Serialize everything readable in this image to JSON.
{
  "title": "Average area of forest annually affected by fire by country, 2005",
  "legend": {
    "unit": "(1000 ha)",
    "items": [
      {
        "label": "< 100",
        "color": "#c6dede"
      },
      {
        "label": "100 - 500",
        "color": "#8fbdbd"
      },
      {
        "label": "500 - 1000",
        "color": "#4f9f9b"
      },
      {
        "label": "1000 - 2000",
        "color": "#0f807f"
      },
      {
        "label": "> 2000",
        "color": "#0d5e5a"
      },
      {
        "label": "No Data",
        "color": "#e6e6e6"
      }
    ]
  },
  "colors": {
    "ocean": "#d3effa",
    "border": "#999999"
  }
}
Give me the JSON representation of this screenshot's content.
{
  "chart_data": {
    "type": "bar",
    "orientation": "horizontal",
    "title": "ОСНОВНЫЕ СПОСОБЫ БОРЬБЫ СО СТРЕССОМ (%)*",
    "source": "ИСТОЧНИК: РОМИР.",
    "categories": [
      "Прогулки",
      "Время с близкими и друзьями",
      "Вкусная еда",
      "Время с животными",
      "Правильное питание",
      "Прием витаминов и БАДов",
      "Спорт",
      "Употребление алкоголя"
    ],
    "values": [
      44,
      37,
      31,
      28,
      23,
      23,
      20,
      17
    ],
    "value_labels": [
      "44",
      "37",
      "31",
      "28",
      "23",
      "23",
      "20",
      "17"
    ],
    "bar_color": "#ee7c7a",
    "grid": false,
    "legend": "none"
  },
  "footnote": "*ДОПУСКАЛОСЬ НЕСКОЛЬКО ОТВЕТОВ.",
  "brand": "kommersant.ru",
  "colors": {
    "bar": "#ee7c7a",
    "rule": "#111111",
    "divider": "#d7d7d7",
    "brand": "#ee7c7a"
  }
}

************

• GIVEN TASK:
Every entry should be printed again exactly as written.

• RESPONSE TO THIS TASK:
Serialize everything readable in this image to JSON.
{
  "title": "Average area of forest annually affected by fire by country, 2005",
  "legend": {
    "unit": "(1000 ha)",
    "items": [
      {
        "label": "< 100",
        "color": "#c6dede"
      },
      {
        "label": "100 - 500",
        "color": "#8fbdbd"
      },
      {
        "label": "500 - 1000",
        "color": "#4f9f9b"
      },
      {
        "label": "1000 - 2000",
        "color": "#0f807f"
      },
      {
        "label": "> 2000",
        "color": "#0d5e5a"
      },
      {
        "label": "No Data",
        "color": "#e6e6e6"
      }
    ]
  },
  "colors": {
    "ocean": "#d3effa",
    "border": "#999999"
  }
}
Give me the JSON representation of this screenshot's content.
{
  "chart_data": {
    "type": "bar",
    "orientation": "horizontal",
    "title": "ОСНОВНЫЕ СПОСОБЫ БОРЬБЫ СО СТРЕССОМ (%)*",
    "source": "ИСТОЧНИК: РОМИР.",
    "categories": [
      "Прогулки",
      "Время с близкими и друзьями",
      "Вкусная еда",
      "Время с животными",
      "Правильное питание",
      "Прием витаминов и БАДов",
      "Спорт",
      "Употребление алкоголя"
    ],
    "values": [
      44,
      37,
      31,
      28,
      23,
      23,
      20,
      17
    ],
    "value_labels": [
      "44",
      "37",
      "31",
      "28",
      "23",
      "23",
      "20",
      "17"
    ],
    "bar_color": "#ee7c7a",
    "grid": false,
    "legend": "none"
  },
  "footnote": "*ДОПУСКАЛОСЬ НЕСКОЛЬКО ОТВЕТОВ.",
  "brand": "kommersant.ru",
  "colors": {
    "bar": "#ee7c7a",
    "rule": "#111111",
    "divider": "#d7d7d7",
    "brand": "#ee7c7a"
  }
}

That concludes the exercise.